Quote the whole listing verbatim.
################
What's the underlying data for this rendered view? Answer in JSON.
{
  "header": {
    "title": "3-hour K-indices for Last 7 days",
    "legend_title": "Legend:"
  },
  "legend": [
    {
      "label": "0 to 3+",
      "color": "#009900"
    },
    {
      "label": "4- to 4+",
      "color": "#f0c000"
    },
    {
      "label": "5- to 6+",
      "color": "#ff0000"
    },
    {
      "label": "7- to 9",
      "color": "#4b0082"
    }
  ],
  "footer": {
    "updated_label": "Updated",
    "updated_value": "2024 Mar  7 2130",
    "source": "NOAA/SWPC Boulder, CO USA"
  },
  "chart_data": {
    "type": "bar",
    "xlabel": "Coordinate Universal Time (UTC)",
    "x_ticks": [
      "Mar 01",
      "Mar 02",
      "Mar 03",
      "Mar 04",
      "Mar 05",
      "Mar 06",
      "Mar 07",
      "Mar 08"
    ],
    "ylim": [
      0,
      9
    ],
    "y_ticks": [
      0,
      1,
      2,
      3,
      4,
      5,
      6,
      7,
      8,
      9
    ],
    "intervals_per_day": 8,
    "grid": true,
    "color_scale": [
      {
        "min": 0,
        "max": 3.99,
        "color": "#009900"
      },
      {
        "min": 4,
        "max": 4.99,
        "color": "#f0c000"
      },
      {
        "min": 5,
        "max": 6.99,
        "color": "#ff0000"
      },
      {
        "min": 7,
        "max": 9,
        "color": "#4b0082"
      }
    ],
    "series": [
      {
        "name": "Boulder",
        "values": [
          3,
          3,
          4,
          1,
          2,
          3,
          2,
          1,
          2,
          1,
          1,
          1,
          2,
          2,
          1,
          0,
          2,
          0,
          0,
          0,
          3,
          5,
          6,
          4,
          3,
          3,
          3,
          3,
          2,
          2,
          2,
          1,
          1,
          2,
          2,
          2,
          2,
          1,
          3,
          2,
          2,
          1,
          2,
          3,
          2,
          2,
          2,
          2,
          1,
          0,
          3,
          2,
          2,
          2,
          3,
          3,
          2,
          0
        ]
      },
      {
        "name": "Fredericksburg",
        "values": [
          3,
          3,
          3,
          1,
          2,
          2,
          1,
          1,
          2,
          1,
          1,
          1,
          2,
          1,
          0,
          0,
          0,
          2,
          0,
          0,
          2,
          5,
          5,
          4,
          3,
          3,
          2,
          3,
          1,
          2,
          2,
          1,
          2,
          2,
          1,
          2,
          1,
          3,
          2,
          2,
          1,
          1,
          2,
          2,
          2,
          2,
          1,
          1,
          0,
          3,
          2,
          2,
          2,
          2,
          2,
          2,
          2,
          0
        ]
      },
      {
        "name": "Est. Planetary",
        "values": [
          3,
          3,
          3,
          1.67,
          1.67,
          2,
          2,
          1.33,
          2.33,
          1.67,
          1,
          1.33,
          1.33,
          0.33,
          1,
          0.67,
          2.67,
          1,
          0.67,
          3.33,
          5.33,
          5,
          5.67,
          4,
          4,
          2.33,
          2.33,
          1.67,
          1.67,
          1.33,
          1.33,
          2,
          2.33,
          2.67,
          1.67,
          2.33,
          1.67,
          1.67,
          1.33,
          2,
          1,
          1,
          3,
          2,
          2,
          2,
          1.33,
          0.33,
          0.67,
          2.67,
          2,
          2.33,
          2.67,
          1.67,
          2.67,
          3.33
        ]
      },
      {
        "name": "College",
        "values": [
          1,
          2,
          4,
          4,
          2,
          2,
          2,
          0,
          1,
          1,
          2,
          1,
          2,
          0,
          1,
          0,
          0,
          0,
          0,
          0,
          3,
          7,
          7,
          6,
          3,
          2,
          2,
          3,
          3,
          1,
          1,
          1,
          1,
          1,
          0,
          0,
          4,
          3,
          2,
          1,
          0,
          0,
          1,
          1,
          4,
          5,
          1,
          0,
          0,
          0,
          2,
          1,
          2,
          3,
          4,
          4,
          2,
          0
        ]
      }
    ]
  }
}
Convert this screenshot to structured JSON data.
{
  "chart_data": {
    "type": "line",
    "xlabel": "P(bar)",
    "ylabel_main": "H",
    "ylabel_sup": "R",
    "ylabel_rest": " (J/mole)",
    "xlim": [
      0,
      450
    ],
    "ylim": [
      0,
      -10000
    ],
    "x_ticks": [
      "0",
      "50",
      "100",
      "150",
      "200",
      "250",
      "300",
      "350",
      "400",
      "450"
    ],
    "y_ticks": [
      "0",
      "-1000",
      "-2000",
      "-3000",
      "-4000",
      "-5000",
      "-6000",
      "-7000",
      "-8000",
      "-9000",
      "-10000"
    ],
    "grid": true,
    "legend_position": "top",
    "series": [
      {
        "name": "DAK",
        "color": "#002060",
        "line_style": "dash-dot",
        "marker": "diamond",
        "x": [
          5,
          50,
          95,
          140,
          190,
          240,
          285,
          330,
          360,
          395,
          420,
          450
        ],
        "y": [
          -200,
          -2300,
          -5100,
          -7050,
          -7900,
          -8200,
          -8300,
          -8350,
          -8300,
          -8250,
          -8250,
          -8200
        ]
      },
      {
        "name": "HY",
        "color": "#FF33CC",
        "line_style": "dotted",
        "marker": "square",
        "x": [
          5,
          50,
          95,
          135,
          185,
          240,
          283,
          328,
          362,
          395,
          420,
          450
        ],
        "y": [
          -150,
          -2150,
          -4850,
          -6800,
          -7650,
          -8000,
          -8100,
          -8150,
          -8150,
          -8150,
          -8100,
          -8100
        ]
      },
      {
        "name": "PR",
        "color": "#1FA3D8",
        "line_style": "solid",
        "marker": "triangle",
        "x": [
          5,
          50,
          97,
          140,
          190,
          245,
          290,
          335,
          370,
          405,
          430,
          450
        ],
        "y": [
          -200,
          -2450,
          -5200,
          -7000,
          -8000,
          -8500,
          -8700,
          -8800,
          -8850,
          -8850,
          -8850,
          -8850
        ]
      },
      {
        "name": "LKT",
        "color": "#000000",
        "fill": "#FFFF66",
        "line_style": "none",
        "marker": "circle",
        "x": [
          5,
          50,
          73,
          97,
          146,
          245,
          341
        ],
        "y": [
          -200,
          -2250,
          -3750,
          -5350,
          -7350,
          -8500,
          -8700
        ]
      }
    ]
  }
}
################
### REPLY TO THE TASK
What's the underlying data for this rendered view? Answer in JSON.
{
  "header": {
    "title": "3-hour K-indices for Last 7 days",
    "legend_title": "Legend:"
  },
  "legend": [
    {
      "label": "0 to 3+",
      "color": "#009900"
    },
    {
      "label": "4- to 4+",
      "color": "#f0c000"
    },
    {
      "label": "5- to 6+",
      "color": "#ff0000"
    },
    {
      "label": "7- to 9",
      "color": "#4b0082"
    }
  ],
  "footer": {
    "updated_label": "Updated",
    "updated_value": "2024 Mar  7 2130",
    "source": "NOAA/SWPC Boulder, CO USA"
  },
  "chart_data": {
    "type": "bar",
    "xlabel": "Coordinate Universal Time (UTC)",
    "x_ticks": [
      "Mar 01",
      "Mar 02",
      "Mar 03",
      "Mar 04",
      "Mar 05",
      "Mar 06",
      "Mar 07",
      "Mar 08"
    ],
    "ylim": [
      0,
      9
    ],
    "y_ticks": [
      0,
      1,
      2,
      3,
      4,
      5,
      6,
      7,
      8,
      9
    ],
    "intervals_per_day": 8,
    "grid": true,
    "color_scale": [
      {
        "min": 0,
        "max": 3.99,
        "color": "#009900"
      },
      {
        "min": 4,
        "max": 4.99,
        "color": "#f0c000"
      },
      {
        "min": 5,
        "max": 6.99,
        "color": "#ff0000"
      },
      {
        "min": 7,
        "max": 9,
        "color": "#4b0082"
      }
    ],
    "series": [
      {
        "name": "Boulder",
        "values": [
          3,
          3,
          4,
          1,
          2,
          3,
          2,
          1,
          2,
          1,
          1,
          1,
          2,
          2,
          1,
          0,
          2,
          0,
          0,
          0,
          3,
          5,
          6,
          4,
          3,
          3,
          3,
          3,
          2,
          2,
          2,
          1,
          1,
          2,
          2,
          2,
          2,
          1,
          3,
          2,
          2,
          1,
          2,
          3,
          2,
          2,
          2,
          2,
          1,
          0,
          3,
          2,
          2,
          2,
          3,
          3,
          2,
          0
        ]
      },
      {
        "name": "Fredericksburg",
        "values": [
          3,
          3,
          3,
          1,
          2,
          2,
          1,
          1,
          2,
          1,
          1,
          1,
          2,
          1,
          0,
          0,
          0,
          2,
          0,
          0,
          2,
          5,
          5,
          4,
          3,
          3,
          2,
          3,
          1,
          2,
          2,
          1,
          2,
          2,
          1,
          2,
          1,
          3,
          2,
          2,
          1,
          1,
          2,
          2,
          2,
          2,
          1,
          1,
          0,
          3,
          2,
          2,
          2,
          2,
          2,
          2,
          2,
          0
        ]
      },
      {
        "name": "Est. Planetary",
        "values": [
          3,
          3,
          3,
          1.67,
          1.67,
          2,
          2,
          1.33,
          2.33,
          1.67,
          1,
          1.33,
          1.33,
          0.33,
          1,
          0.67,
          2.67,
          1,
          0.67,
          3.33,
          5.33,
          5,
          5.67,
          4,
          4,
          2.33,
          2.33,
          1.67,
          1.67,
          1.33,
          1.33,
          2,
          2.33,
          2.67,
          1.67,
          2.33,
          1.67,
          1.67,
          1.33,
          2,
          1,
          1,
          3,
          2,
          2,
          2,
          1.33,
          0.33,
          0.67,
          2.67,
          2,
          2.33,
          2.67,
          1.67,
          2.67,
          3.33
        ]
      },
      {
        "name": "College",
        "values": [
          1,
          2,
          4,
          4,
          2,
          2,
          2,
          0,
          1,
          1,
          2,
          1,
          2,
          0,
          1,
          0,
          0,
          0,
          0,
          0,
          3,
          7,
          7,
          6,
          3,
          2,
          2,
          3,
          3,
          1,
          1,
          1,
          1,
          1,
          0,
          0,
          4,
          3,
          2,
          1,
          0,
          0,
          1,
          1,
          4,
          5,
          1,
          0,
          0,
          0,
          2,
          1,
          2,
          3,
          4,
          4,
          2,
          0
        ]
      }
    ]
  }
}
Convert this screenshot to structured JSON data.
{
  "chart_data": {
    "type": "line",
    "xlabel": "P(bar)",
    "ylabel_main": "H",
    "ylabel_sup": "R",
    "ylabel_rest": " (J/mole)",
    "xlim": [
      0,
      450
    ],
    "ylim": [
      0,
      -10000
    ],
    "x_ticks": [
      "0",
      "50",
      "100",
      "150",
      "200",
      "250",
      "300",
      "350",
      "400",
      "450"
    ],
    "y_ticks": [
      "0",
      "-1000",
      "-2000",
      "-3000",
      "-4000",
      "-5000",
      "-6000",
      "-7000",
      "-8000",
      "-9000",
      "-10000"
    ],
    "grid": true,
    "legend_position": "top",
    "series": [
      {
        "name": "DAK",
        "color": "#002060",
        "line_style": "dash-dot",
        "marker": "diamond",
        "x": [
          5,
          50,
          95,
          140,
          190,
          240,
          285,
          330,
          360,
          395,
          420,
          450
        ],
        "y": [
          -200,
          -2300,
          -5100,
          -7050,
          -7900,
          -8200,
          -8300,
          -8350,
          -8300,
          -8250,
          -8250,
          -8200
        ]
      },
      {
        "name": "HY",
        "color": "#FF33CC",
        "line_style": "dotted",
        "marker": "square",
        "x": [
          5,
          50,
          95,
          135,
          185,
          240,
          283,
          328,
          362,
          395,
          420,
          450
        ],
        "y": [
          -150,
          -2150,
          -4850,
          -6800,
          -7650,
          -8000,
          -8100,
          -8150,
          -8150,
          -8150,
          -8100,
          -8100
        ]
      },
      {
        "name": "PR",
        "color": "#1FA3D8",
        "line_style": "solid",
        "marker": "triangle",
        "x": [
          5,
          50,
          97,
          140,
          190,
          245,
          290,
          335,
          370,
          405,
          430,
          450
        ],
        "y": [
          -200,
          -2450,
          -5200,
          -7000,
          -8000,
          -8500,
          -8700,
          -8800,
          -8850,
          -8850,
          -8850,
          -8850
        ]
      },
      {
        "name": "LKT",
        "color": "#000000",
        "fill": "#FFFF66",
        "line_style": "none",
        "marker": "circle",
        "x": [
          5,
          50,
          73,
          97,
          146,
          245,
          341
        ],
        "y": [
          -200,
          -2250,
          -3750,
          -5350,
          -7350,
          -8500,
          -8700
        ]
      }
    ]
  }
}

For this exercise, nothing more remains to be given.